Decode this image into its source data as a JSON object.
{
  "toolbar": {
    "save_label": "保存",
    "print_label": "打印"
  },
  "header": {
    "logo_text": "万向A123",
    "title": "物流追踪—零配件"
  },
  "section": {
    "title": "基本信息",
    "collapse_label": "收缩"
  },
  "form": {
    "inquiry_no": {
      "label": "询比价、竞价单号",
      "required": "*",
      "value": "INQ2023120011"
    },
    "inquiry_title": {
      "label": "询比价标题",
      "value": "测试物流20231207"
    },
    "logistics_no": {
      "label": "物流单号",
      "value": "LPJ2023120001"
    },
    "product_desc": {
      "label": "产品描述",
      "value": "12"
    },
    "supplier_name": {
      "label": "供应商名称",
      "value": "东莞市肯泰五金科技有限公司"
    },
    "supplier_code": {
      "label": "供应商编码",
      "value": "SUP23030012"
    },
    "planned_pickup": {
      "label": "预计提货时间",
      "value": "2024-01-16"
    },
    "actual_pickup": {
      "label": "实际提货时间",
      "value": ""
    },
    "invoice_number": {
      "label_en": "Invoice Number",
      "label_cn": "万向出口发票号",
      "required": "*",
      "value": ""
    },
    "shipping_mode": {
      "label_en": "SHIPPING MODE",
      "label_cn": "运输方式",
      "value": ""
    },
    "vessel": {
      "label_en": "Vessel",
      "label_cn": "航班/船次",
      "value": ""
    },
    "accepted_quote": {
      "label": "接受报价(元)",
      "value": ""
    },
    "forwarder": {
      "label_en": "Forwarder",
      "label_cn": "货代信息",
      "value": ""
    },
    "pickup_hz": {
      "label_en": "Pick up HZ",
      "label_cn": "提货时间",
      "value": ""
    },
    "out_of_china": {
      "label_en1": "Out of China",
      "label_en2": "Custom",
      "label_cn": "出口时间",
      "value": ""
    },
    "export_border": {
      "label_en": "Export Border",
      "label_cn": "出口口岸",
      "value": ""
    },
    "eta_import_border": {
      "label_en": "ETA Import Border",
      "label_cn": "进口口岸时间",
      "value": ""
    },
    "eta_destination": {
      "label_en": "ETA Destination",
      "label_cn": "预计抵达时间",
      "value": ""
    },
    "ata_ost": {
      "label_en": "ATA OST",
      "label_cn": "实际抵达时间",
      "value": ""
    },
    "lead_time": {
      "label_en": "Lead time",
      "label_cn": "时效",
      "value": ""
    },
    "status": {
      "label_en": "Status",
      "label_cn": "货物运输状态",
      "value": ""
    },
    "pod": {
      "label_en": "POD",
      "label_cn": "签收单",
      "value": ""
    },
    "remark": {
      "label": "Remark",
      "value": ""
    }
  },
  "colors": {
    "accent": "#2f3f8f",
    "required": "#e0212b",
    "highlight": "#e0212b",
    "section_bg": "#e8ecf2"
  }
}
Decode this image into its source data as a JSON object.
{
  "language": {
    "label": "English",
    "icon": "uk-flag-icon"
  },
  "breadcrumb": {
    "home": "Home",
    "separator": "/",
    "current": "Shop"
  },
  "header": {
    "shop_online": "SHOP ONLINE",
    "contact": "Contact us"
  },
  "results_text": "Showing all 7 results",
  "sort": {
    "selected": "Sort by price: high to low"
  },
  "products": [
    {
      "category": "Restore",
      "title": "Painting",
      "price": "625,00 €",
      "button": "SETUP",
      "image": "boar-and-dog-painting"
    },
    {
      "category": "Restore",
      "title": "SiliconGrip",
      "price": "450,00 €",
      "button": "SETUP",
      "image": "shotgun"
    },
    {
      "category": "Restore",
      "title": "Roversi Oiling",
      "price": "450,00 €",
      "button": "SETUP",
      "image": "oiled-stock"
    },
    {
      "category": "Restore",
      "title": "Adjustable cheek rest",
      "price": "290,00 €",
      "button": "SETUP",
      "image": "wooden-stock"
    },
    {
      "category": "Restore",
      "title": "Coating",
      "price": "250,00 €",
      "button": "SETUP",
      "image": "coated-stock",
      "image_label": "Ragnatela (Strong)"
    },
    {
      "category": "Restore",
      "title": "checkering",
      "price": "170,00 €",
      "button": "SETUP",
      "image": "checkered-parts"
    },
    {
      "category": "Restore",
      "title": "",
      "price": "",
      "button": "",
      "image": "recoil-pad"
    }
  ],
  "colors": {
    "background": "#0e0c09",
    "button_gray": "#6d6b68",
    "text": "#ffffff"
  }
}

######

Instructions for the task:
Make an exact copy of every line in the data.

Written answer:
Decode this image into its source data as a JSON object.
{
  "toolbar": {
    "save_label": "保存",
    "print_label": "打印"
  },
  "header": {
    "logo_text": "万向A123",
    "title": "物流追踪—零配件"
  },
  "section": {
    "title": "基本信息",
    "collapse_label": "收缩"
  },
  "form": {
    "inquiry_no": {
      "label": "询比价、竞价单号",
      "required": "*",
      "value": "INQ2023120011"
    },
    "inquiry_title": {
      "label": "询比价标题",
      "value": "测试物流20231207"
    },
    "logistics_no": {
      "label": "物流单号",
      "value": "LPJ2023120001"
    },
    "product_desc": {
      "label": "产品描述",
      "value": "12"
    },
    "supplier_name": {
      "label": "供应商名称",
      "value": "东莞市肯泰五金科技有限公司"
    },
    "supplier_code": {
      "label": "供应商编码",
      "value": "SUP23030012"
    },
    "planned_pickup": {
      "label": "预计提货时间",
      "value": "2024-01-16"
    },
    "actual_pickup": {
      "label": "实际提货时间",
      "value": ""
    },
    "invoice_number": {
      "label_en": "Invoice Number",
      "label_cn": "万向出口发票号",
      "required": "*",
      "value": ""
    },
    "shipping_mode": {
      "label_en": "SHIPPING MODE",
      "label_cn": "运输方式",
      "value": ""
    },
    "vessel": {
      "label_en": "Vessel",
      "label_cn": "航班/船次",
      "value": ""
    },
    "accepted_quote": {
      "label": "接受报价(元)",
      "value": ""
    },
    "forwarder": {
      "label_en": "Forwarder",
      "label_cn": "货代信息",
      "value": ""
    },
    "pickup_hz": {
      "label_en": "Pick up HZ",
      "label_cn": "提货时间",
      "value": ""
    },
    "out_of_china": {
      "label_en1": "Out of China",
      "label_en2": "Custom",
      "label_cn": "出口时间",
      "value": ""
    },
    "export_border": {
      "label_en": "Export Border",
      "label_cn": "出口口岸",
      "value": ""
    },
    "eta_import_border": {
      "label_en": "ETA Import Border",
      "label_cn": "进口口岸时间",
      "value": ""
    },
    "eta_destination": {
      "label_en": "ETA Destination",
      "label_cn": "预计抵达时间",
      "value": ""
    },
    "ata_ost": {
      "label_en": "ATA OST",
      "label_cn": "实际抵达时间",
      "value": ""
    },
    "lead_time": {
      "label_en": "Lead time",
      "label_cn": "时效",
      "value": ""
    },
    "status": {
      "label_en": "Status",
      "label_cn": "货物运输状态",
      "value": ""
    },
    "pod": {
      "label_en": "POD",
      "label_cn": "签收单",
      "value": ""
    },
    "remark": {
      "label": "Remark",
      "value": ""
    }
  },
  "colors": {
    "accent": "#2f3f8f",
    "required": "#e0212b",
    "highlight": "#e0212b",
    "section_bg": "#e8ecf2"
  }
}
Decode this image into its source data as a JSON object.
{
  "language": {
    "label": "English",
    "icon": "uk-flag-icon"
  },
  "breadcrumb": {
    "home": "Home",
    "separator": "/",
    "current": "Shop"
  },
  "header": {
    "shop_online": "SHOP ONLINE",
    "contact": "Contact us"
  },
  "results_text": "Showing all 7 results",
  "sort": {
    "selected": "Sort by price: high to low"
  },
  "products": [
    {
      "category": "Restore",
      "title": "Painting",
      "price": "625,00 €",
      "button": "SETUP",
      "image": "boar-and-dog-painting"
    },
    {
      "category": "Restore",
      "title": "SiliconGrip",
      "price": "450,00 €",
      "button": "SETUP",
      "image": "shotgun"
    },
    {
      "category": "Restore",
      "title": "Roversi Oiling",
      "price": "450,00 €",
      "button": "SETUP",
      "image": "oiled-stock"
    },
    {
      "category": "Restore",
      "title": "Adjustable cheek rest",
      "price": "290,00 €",
      "button": "SETUP",
      "image": "wooden-stock"
    },
    {
      "category": "Restore",
      "title": "Coating",
      "price": "250,00 €",
      "button": "SETUP",
      "image": "coated-stock",
      "image_label": "Ragnatela (Strong)"
    },
    {
      "category": "Restore",
      "title": "checkering",
      "price": "170,00 €",
      "button": "SETUP",
      "image": "checkered-parts"
    },
    {
      "category": "Restore",
      "title": "",
      "price": "",
      "button": "",
      "image": "recoil-pad"
    }
  ],
  "colors": {
    "background": "#0e0c09",
    "button_gray": "#6d6b68",
    "text": "#ffffff"
  }
}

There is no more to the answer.